- **The task**: Make an exact copy of the lines below.

- **Data for processing**:
=-=-=

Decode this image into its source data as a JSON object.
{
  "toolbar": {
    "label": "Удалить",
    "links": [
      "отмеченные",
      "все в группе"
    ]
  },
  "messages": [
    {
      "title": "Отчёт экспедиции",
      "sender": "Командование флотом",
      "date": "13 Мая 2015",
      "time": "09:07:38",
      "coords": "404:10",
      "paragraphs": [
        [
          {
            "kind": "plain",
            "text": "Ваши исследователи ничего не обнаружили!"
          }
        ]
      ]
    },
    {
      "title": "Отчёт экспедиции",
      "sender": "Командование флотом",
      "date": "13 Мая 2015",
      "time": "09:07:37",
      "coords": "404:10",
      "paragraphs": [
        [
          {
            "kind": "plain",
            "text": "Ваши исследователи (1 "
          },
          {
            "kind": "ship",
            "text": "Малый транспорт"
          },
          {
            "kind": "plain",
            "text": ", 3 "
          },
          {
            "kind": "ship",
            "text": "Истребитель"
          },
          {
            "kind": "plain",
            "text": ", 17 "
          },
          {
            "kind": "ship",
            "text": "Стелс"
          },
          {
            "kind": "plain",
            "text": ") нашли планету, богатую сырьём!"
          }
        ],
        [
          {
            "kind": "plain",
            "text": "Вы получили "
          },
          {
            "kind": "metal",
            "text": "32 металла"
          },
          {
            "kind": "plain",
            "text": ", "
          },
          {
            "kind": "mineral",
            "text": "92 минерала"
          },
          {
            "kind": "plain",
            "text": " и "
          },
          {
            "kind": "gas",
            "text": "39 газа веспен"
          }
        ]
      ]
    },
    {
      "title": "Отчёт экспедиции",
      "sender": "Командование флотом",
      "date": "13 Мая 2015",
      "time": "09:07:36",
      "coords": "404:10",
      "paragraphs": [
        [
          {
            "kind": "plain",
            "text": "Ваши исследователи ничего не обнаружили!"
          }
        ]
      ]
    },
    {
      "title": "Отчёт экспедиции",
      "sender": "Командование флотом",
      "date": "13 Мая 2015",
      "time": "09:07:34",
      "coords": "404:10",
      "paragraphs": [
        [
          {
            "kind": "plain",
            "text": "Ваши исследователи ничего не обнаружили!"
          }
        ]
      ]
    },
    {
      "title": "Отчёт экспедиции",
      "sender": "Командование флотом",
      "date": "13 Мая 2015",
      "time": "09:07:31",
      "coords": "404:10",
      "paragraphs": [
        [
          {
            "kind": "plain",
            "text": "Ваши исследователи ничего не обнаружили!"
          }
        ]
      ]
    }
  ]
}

=-=-=

- **Task result**:
Decode this image into its source data as a JSON object.
{
  "toolbar": {
    "label": "Удалить",
    "links": [
      "отмеченные",
      "все в группе"
    ]
  },
  "messages": [
    {
      "title": "Отчёт экспедиции",
      "sender": "Командование флотом",
      "date": "13 Мая 2015",
      "time": "09:07:38",
      "coords": "404:10",
      "paragraphs": [
        [
          {
            "kind": "plain",
            "text": "Ваши исследователи ничего не обнаружили!"
          }
        ]
      ]
    },
    {
      "title": "Отчёт экспедиции",
      "sender": "Командование флотом",
      "date": "13 Мая 2015",
      "time": "09:07:37",
      "coords": "404:10",
      "paragraphs": [
        [
          {
            "kind": "plain",
            "text": "Ваши исследователи (1 "
          },
          {
            "kind": "ship",
            "text": "Малый транспорт"
          },
          {
            "kind": "plain",
            "text": ", 3 "
          },
          {
            "kind": "ship",
            "text": "Истребитель"
          },
          {
            "kind": "plain",
            "text": ", 17 "
          },
          {
            "kind": "ship",
            "text": "Стелс"
          },
          {
            "kind": "plain",
            "text": ") нашли планету, богатую сырьём!"
          }
        ],
        [
          {
            "kind": "plain",
            "text": "Вы получили "
          },
          {
            "kind": "metal",
            "text": "32 металла"
          },
          {
            "kind": "plain",
            "text": ", "
          },
          {
            "kind": "mineral",
            "text": "92 минерала"
          },
          {
            "kind": "plain",
            "text": " и "
          },
          {
            "kind": "gas",
            "text": "39 газа веспен"
          }
        ]
      ]
    },
    {
      "title": "Отчёт экспедиции",
      "sender": "Командование флотом",
      "date": "13 Мая 2015",
      "time": "09:07:36",
      "coords": "404:10",
      "paragraphs": [
        [
          {
            "kind": "plain",
            "text": "Ваши исследователи ничего не обнаружили!"
          }
        ]
      ]
    },
    {
      "title": "Отчёт экспедиции",
      "sender": "Командование флотом",
      "date": "13 Мая 2015",
      "time": "09:07:34",
      "coords": "404:10",
      "paragraphs": [
        [
          {
            "kind": "plain",
            "text": "Ваши исследователи ничего не обнаружили!"
          }
        ]
      ]
    },
    {
      "title": "Отчёт экспедиции",
      "sender": "Командование флотом",
      "date": "13 Мая 2015",
      "time": "09:07:31",
      "coords": "404:10",
      "paragraphs": [
        [
          {
            "kind": "plain",
            "text": "Ваши исследователи ничего не обнаружили!"
          }
        ]
      ]
    }
  ]
}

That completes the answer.